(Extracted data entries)
========================================
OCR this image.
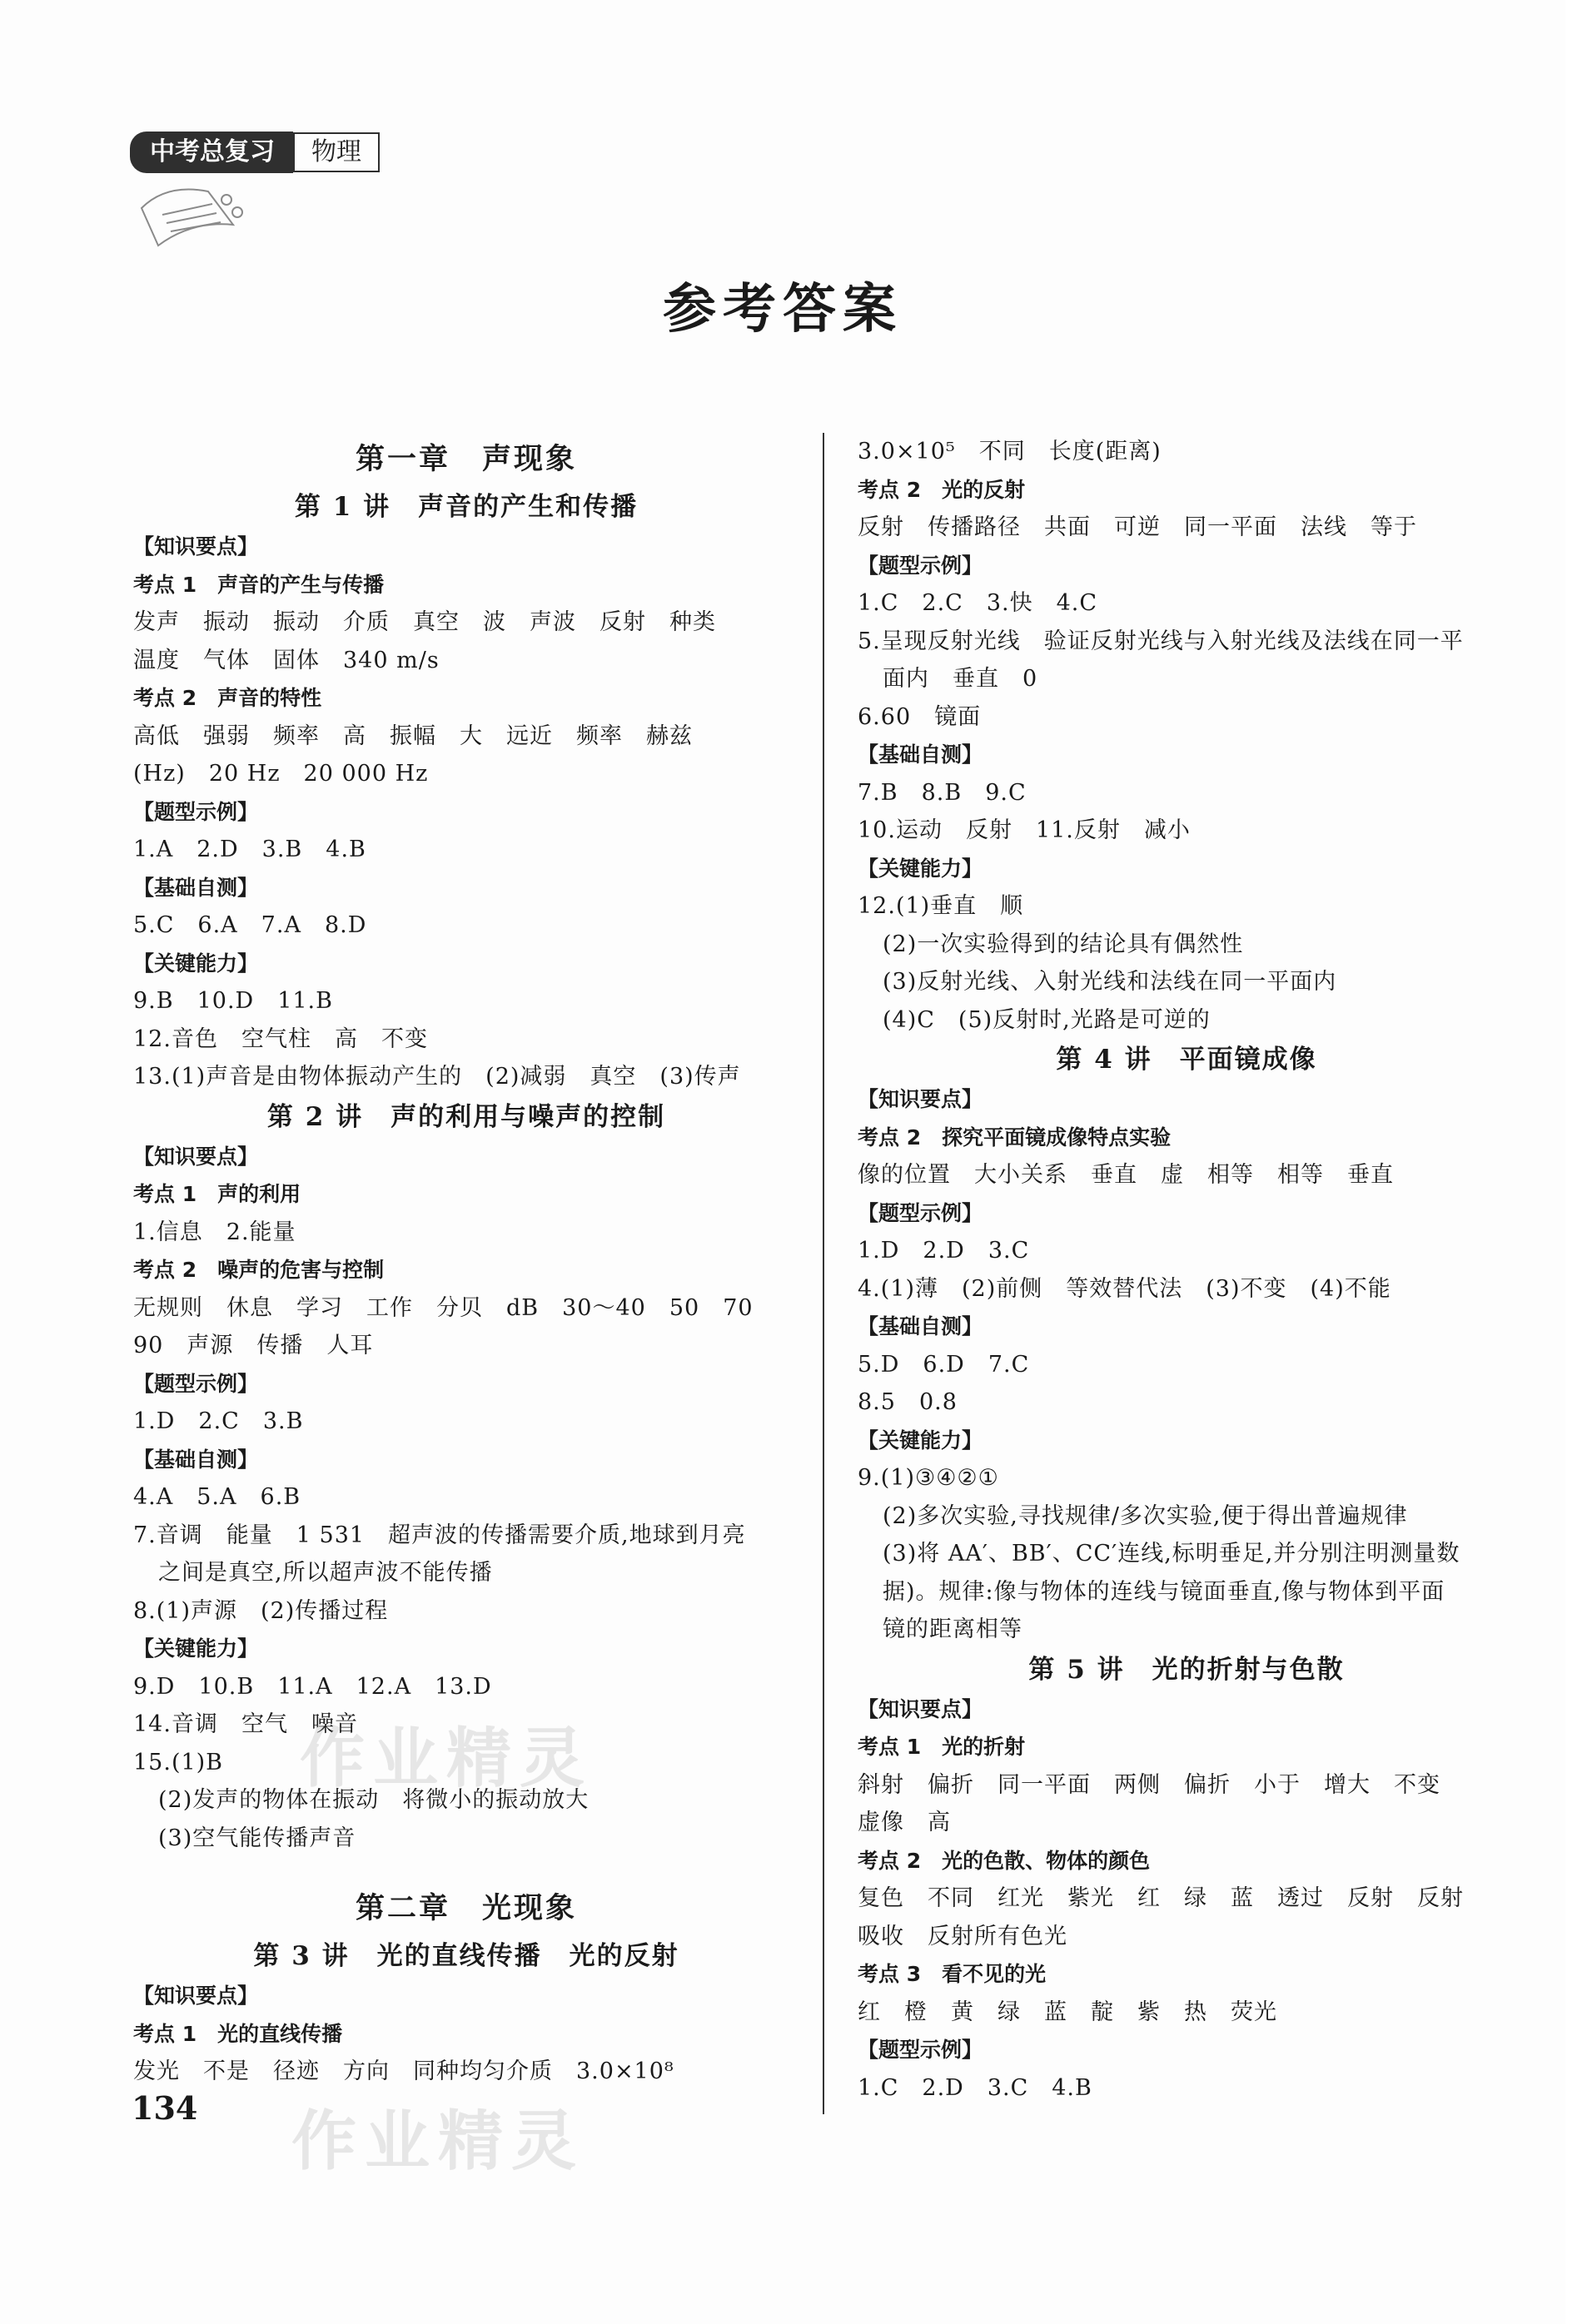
中考总复习	物理
参考答案
第一章　声现象
第 1 讲　声音的产生和传播
【知识要点】
考点 1　声音的产生与传播
发声　振动　振动　介质　真空　波　声波　反射　种类
温度　气体　固体　340 m/s
考点 2　声音的特性
高低　强弱　频率　高　振幅　大　远近　频率　赫兹
(Hz)　20 Hz　20 000 Hz
【题型示例】
1.A　2.D　3.B　4.B
【基础自测】
5.C　6.A　7.A　8.D
【关键能力】
9.B　10.D　11.B
12.音色　空气柱　高　不变
13.(1)声音是由物体振动产生的　(2)减弱　真空　(3)传声
第 2 讲　声的利用与噪声的控制
【知识要点】
考点 1　声的利用
1.信息　2.能量
考点 2　噪声的危害与控制
无规则　休息　学习　工作　分贝　dB　30～40　50　70
90　声源　传播　人耳
【题型示例】
1.D　2.C　3.B
【基础自测】
4.A　5.A　6.B
7.音调　能量　1 531　超声波的传播需要介质,地球到月亮
之间是真空,所以超声波不能传播
8.(1)声源　(2)传播过程
【关键能力】
9.D　10.B　11.A　12.A　13.D
14.音调　空气　噪音
15.(1)B
(2)发声的物体在振动　将微小的振动放大
(3)空气能传播声音
第二章　光现象
第 3 讲　光的直线传播　光的反射
【知识要点】
考点 1　光的直线传播
发光　不是　径迹　方向　同种均匀介质　3.0×10⁸
3.0×10⁵　不同　长度(距离)
考点 2　光的反射
反射　传播路径　共面　可逆　同一平面　法线　等于
【题型示例】
1.C　2.C　3.快　4.C
5.呈现反射光线　验证反射光线与入射光线及法线在同一平
面内　垂直　0
6.60　镜面
【基础自测】
7.B　8.B　9.C
10.运动　反射　11.反射　减小
【关键能力】
12.(1)垂直　顺
(2)一次实验得到的结论具有偶然性
(3)反射光线、入射光线和法线在同一平面内
(4)C　(5)反射时,光路是可逆的
第 4 讲　平面镜成像
【知识要点】
考点 2　探究平面镜成像特点实验
像的位置　大小关系　垂直　虚　相等　相等　垂直
【题型示例】
1.D　2.D　3.C
4.(1)薄　(2)前侧　等效替代法　(3)不变　(4)不能
【基础自测】
5.D　6.D　7.C
8.5　0.8
【关键能力】
9.(1)③④②①
(2)多次实验,寻找规律/多次实验,便于得出普遍规律
(3)将 AA′、BB′、CC′连线,标明垂足,并分别注明测量数
据)。规律:像与物体的连线与镜面垂直,像与物体到平面
镜的距离相等
第 5 讲　光的折射与色散
【知识要点】
考点 1　光的折射
斜射　偏折　同一平面　两侧　偏折　小于　增大　不变
虚像　高
考点 2　光的色散、物体的颜色
复色　不同　红光　紫光　红　绿　蓝　透过　反射　反射
吸收　反射所有色光
考点 3　看不见的光
红　橙　黄　绿　蓝　靛　紫　热　荧光
【题型示例】
1.C　2.D　3.C　4.B
作业精灵
作业精灵
134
========================================
= Stated exercise =
Keep every word of the data as it is when you write it out, but drop the pictures.

= Correct output =
OCR this image.
中考总复习	物理
参考答案
第一章　声现象
第 1 讲　声音的产生和传播
【知识要点】
考点 1　声音的产生与传播
发声　振动　振动　介质　真空　波　声波　反射　种类
温度　气体　固体　340 m/s
考点 2　声音的特性
高低　强弱　频率　高　振幅　大　远近　频率　赫兹
(Hz)　20 Hz　20 000 Hz
【题型示例】
1.A　2.D　3.B　4.B
【基础自测】
5.C　6.A　7.A　8.D
【关键能力】
9.B　10.D　11.B
12.音色　空气柱　高　不变
13.(1)声音是由物体振动产生的　(2)减弱　真空　(3)传声
第 2 讲　声的利用与噪声的控制
【知识要点】
考点 1　声的利用
1.信息　2.能量
考点 2　噪声的危害与控制
无规则　休息　学习　工作　分贝　dB　30～40　50　70
90　声源　传播　人耳
【题型示例】
1.D　2.C　3.B
【基础自测】
4.A　5.A　6.B
7.音调　能量　1 531　超声波的传播需要介质,地球到月亮
之间是真空,所以超声波不能传播
8.(1)声源　(2)传播过程
【关键能力】
9.D　10.B　11.A　12.A　13.D
14.音调　空气　噪音
15.(1)B
(2)发声的物体在振动　将微小的振动放大
(3)空气能传播声音
第二章　光现象
第 3 讲　光的直线传播　光的反射
【知识要点】
考点 1　光的直线传播
发光　不是　径迹　方向　同种均匀介质　3.0×10⁸
3.0×10⁵　不同　长度(距离)
考点 2　光的反射
反射　传播路径　共面　可逆　同一平面　法线　等于
【题型示例】
1.C　2.C　3.快　4.C
5.呈现反射光线　验证反射光线与入射光线及法线在同一平
面内　垂直　0
6.60　镜面
【基础自测】
7.B　8.B　9.C
10.运动　反射　11.反射　减小
【关键能力】
12.(1)垂直　顺
(2)一次实验得到的结论具有偶然性
(3)反射光线、入射光线和法线在同一平面内
(4)C　(5)反射时,光路是可逆的
第 4 讲　平面镜成像
【知识要点】
考点 2　探究平面镜成像特点实验
像的位置　大小关系　垂直　虚　相等　相等　垂直
【题型示例】
1.D　2.D　3.C
4.(1)薄　(2)前侧　等效替代法　(3)不变　(4)不能
【基础自测】
5.D　6.D　7.C
8.5　0.8
【关键能力】
9.(1)③④②①
(2)多次实验,寻找规律/多次实验,便于得出普遍规律
(3)将 AA′、BB′、CC′连线,标明垂足,并分别注明测量数
据)。规律:像与物体的连线与镜面垂直,像与物体到平面
镜的距离相等
第 5 讲　光的折射与色散
【知识要点】
考点 1　光的折射
斜射　偏折　同一平面　两侧　偏折　小于　增大　不变
虚像　高
考点 2　光的色散、物体的颜色
复色　不同　红光　紫光　红　绿　蓝　透过　反射　反射
吸收　反射所有色光
考点 3　看不见的光
红　橙　黄　绿　蓝　靛　紫　热　荧光
【题型示例】
1.C　2.D　3.C　4.B
作业精灵
作业精灵
134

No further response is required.